:: EXERCISE DIRECTIONS ::
Read the material below and tally how many lines hold the word "Правительства", giving the number and nothing else.

── INPUT DATA

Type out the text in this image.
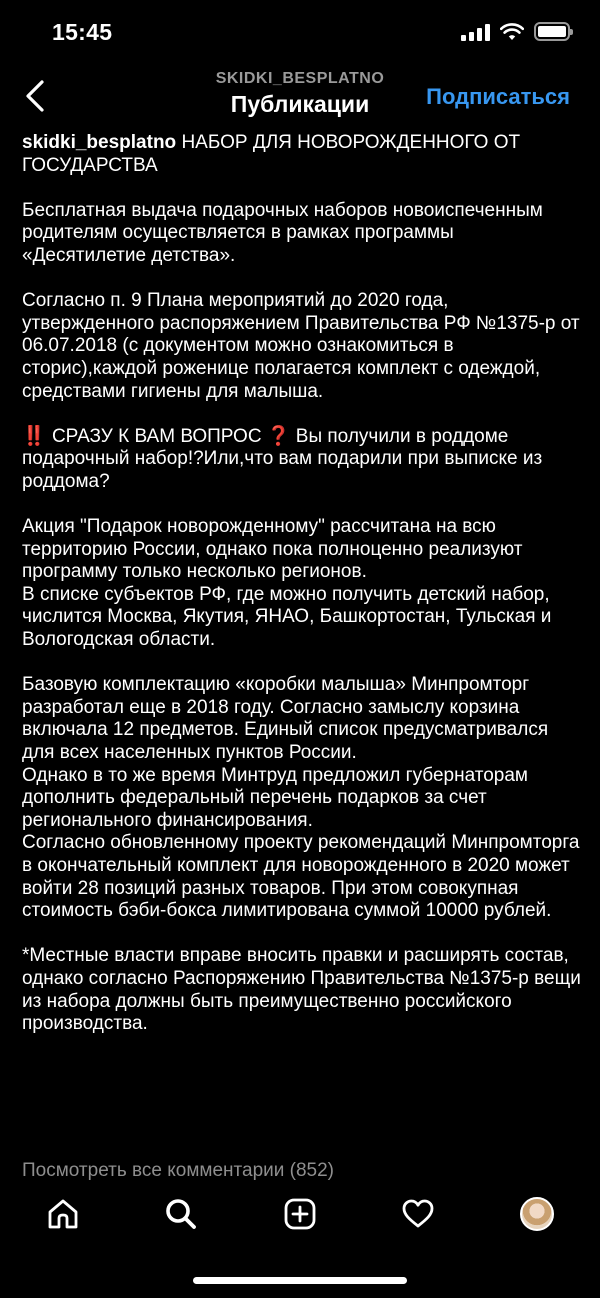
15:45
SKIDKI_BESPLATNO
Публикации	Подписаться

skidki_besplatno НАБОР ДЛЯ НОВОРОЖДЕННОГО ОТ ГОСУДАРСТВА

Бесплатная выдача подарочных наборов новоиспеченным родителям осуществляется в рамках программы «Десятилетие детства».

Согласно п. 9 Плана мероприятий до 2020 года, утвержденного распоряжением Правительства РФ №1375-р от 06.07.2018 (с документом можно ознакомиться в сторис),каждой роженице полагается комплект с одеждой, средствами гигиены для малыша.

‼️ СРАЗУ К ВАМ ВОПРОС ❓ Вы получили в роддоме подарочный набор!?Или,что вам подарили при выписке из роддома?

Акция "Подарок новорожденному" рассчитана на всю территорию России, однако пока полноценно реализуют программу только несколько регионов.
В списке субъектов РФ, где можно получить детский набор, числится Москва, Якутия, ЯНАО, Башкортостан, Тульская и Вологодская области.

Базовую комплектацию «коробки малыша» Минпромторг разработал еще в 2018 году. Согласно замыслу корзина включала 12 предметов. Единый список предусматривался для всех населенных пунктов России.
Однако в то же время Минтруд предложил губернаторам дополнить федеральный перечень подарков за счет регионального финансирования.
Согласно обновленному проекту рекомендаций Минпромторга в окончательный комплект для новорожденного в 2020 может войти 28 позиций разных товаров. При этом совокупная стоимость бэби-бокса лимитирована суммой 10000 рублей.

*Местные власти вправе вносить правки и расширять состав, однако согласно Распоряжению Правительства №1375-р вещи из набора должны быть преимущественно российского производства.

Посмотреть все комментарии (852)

────

:: COMPLETE OUTPUT ::
2